● **What this task involves**: Check each line for the string "être", then give only how many lines have it.
━━━━━ Data to use ━━━━━
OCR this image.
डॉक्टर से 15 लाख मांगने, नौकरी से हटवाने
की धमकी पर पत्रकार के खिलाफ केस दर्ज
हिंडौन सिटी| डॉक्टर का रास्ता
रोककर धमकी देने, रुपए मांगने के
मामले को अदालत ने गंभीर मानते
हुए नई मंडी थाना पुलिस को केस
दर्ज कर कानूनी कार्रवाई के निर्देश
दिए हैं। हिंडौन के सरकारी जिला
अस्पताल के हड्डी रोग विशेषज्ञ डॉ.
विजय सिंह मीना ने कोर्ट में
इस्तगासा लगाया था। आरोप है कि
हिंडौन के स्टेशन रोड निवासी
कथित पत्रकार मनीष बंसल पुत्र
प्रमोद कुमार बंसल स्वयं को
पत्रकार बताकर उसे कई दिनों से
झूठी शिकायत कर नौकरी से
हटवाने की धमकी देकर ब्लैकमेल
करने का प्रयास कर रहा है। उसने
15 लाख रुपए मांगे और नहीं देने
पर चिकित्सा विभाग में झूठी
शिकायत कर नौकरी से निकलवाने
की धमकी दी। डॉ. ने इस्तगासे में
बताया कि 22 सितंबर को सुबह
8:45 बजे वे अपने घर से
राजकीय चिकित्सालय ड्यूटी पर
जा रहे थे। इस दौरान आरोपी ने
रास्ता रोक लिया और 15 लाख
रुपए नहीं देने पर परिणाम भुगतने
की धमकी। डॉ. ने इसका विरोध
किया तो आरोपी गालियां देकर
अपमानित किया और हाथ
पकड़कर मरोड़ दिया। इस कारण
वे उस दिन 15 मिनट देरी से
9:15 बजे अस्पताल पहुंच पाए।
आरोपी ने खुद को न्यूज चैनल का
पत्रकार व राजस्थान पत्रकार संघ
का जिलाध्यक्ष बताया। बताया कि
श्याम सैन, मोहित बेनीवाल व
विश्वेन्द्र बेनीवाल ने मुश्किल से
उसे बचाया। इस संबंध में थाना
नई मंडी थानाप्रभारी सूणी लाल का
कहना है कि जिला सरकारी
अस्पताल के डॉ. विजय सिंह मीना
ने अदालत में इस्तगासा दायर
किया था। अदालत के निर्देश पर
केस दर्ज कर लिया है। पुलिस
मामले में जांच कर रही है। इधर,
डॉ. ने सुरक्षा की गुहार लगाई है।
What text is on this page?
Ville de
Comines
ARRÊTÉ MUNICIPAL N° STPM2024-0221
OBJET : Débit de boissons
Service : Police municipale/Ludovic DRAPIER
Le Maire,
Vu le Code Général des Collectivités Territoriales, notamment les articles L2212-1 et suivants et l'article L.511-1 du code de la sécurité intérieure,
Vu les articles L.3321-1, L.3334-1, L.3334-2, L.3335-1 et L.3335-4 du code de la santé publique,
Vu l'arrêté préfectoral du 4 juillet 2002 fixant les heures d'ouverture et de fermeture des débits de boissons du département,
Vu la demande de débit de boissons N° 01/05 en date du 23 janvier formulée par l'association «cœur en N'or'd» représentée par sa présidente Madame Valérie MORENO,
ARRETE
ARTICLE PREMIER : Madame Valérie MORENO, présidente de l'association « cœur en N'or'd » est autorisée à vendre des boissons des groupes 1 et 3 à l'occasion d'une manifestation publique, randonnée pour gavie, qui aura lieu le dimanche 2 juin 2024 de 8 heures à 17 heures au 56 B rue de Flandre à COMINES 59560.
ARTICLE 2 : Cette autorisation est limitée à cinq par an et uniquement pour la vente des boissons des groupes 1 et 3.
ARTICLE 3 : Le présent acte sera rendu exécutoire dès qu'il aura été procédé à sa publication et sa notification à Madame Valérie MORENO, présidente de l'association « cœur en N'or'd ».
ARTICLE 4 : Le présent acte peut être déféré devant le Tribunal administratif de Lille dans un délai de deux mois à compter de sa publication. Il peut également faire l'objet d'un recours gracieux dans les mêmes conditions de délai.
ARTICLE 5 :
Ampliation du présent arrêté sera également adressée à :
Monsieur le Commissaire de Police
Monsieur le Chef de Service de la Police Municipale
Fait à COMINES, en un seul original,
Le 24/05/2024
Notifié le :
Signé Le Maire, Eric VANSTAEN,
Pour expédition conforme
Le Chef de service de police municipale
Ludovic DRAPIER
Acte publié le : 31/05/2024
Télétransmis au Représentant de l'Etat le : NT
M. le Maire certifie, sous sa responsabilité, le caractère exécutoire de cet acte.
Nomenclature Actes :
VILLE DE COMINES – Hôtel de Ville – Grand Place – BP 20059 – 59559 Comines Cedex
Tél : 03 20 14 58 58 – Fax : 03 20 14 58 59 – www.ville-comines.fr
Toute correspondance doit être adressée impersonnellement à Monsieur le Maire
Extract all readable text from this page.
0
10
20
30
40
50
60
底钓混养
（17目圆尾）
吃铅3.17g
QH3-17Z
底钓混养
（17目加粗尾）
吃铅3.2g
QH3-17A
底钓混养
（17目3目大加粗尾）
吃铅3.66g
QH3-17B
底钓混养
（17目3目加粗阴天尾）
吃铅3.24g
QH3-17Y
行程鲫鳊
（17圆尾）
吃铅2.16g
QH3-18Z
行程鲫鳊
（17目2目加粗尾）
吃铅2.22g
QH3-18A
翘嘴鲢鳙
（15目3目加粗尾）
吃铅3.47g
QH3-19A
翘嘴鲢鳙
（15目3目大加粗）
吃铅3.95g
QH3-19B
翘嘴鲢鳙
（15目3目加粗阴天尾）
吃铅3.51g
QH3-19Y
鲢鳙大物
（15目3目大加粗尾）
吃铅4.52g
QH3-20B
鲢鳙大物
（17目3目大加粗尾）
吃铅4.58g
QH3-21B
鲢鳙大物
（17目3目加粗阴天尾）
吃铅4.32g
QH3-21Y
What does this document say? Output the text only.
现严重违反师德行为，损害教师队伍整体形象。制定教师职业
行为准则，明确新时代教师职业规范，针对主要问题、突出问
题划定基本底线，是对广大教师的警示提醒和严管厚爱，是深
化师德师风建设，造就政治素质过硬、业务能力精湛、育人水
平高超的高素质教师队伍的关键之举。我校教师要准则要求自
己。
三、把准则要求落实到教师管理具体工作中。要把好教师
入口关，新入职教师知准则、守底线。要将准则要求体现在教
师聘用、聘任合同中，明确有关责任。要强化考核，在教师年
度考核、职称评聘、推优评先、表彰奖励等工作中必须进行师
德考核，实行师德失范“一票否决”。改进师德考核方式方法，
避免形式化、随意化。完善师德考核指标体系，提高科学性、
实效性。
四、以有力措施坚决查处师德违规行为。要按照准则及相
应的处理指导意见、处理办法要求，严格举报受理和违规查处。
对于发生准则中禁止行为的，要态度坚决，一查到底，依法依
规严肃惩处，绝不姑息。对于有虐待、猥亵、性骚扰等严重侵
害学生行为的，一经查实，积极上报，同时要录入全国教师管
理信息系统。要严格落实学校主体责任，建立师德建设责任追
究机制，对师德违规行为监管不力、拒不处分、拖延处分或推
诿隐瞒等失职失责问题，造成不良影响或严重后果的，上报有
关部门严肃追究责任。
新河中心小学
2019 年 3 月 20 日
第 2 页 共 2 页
━━━━━
● **Task answer**: 2